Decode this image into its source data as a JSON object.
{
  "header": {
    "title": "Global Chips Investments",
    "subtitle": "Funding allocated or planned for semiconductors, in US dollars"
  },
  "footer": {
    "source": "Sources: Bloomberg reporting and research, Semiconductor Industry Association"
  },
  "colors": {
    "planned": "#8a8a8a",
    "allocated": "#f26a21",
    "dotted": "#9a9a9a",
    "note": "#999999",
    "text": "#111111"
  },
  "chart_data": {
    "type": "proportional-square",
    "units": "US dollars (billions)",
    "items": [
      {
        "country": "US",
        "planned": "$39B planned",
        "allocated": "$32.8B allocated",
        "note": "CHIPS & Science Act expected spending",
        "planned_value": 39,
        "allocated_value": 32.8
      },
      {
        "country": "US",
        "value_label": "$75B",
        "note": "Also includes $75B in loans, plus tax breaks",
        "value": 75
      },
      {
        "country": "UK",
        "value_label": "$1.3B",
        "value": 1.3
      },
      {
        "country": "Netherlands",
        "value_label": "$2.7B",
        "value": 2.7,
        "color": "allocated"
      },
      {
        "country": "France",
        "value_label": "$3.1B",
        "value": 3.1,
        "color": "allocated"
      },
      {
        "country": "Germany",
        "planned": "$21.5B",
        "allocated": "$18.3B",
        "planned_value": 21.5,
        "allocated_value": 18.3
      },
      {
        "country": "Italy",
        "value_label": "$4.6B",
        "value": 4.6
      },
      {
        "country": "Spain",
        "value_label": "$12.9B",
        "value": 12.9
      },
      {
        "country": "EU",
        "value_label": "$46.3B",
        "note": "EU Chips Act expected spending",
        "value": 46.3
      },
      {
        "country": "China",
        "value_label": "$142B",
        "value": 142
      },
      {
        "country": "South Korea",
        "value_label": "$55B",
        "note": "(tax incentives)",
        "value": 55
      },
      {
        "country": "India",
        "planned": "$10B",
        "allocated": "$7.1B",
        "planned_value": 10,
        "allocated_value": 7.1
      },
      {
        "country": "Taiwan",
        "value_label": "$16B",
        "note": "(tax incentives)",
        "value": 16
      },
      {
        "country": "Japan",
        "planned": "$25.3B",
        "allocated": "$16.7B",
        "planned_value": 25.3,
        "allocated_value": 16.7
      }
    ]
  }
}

---

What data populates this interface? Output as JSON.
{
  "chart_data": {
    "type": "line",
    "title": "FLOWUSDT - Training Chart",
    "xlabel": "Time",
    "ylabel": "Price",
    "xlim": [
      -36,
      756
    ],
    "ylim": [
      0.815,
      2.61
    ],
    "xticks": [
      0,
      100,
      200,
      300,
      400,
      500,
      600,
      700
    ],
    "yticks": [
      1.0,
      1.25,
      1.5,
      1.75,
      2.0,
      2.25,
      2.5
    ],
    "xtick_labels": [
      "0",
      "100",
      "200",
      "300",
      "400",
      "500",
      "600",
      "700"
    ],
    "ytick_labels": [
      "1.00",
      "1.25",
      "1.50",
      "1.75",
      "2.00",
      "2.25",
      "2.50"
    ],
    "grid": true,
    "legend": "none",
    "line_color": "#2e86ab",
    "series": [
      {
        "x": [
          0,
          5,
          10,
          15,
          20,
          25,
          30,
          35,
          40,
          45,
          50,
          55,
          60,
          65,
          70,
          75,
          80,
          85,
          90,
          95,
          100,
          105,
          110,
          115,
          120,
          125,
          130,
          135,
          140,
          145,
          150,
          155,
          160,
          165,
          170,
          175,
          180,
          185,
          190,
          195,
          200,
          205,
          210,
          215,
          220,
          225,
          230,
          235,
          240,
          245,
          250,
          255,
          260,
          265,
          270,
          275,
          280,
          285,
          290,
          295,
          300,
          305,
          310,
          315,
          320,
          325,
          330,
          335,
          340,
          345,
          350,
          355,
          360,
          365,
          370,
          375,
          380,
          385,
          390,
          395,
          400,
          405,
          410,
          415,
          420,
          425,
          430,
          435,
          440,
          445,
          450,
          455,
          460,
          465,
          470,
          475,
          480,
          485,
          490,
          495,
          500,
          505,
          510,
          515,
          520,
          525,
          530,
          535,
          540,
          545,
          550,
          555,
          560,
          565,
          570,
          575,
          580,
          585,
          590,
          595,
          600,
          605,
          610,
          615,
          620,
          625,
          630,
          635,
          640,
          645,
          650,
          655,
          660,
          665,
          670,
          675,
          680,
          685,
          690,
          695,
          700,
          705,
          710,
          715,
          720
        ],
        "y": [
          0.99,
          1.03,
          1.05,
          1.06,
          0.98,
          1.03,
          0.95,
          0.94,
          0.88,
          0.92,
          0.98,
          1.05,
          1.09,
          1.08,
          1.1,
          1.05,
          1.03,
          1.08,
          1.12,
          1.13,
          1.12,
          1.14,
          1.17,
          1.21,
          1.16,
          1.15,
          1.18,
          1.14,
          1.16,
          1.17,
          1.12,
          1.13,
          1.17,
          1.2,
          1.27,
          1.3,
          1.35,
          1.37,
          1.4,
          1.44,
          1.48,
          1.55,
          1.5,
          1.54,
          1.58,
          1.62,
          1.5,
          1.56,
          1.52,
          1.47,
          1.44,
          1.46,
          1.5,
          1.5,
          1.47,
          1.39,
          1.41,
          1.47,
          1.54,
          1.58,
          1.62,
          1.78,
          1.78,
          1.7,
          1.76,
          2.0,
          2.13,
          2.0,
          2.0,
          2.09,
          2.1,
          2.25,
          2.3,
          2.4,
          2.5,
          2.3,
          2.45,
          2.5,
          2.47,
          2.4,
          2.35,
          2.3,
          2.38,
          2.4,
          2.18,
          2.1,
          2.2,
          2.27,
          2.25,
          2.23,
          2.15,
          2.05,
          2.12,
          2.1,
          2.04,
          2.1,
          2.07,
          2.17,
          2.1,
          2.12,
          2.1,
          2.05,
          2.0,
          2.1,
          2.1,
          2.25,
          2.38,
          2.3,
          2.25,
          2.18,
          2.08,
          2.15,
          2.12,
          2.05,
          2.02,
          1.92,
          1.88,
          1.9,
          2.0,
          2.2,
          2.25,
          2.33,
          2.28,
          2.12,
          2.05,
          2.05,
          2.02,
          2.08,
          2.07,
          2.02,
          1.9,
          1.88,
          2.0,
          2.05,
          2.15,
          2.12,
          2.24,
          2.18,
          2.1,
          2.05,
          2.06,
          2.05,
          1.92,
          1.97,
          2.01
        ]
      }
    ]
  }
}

JOB — Wherever a line in the data above holds "this", copy that line.

REPLY TO THE EXERCISE —
Decode this image into its source data as a JSON object.
What data populates this interface? Output as JSON.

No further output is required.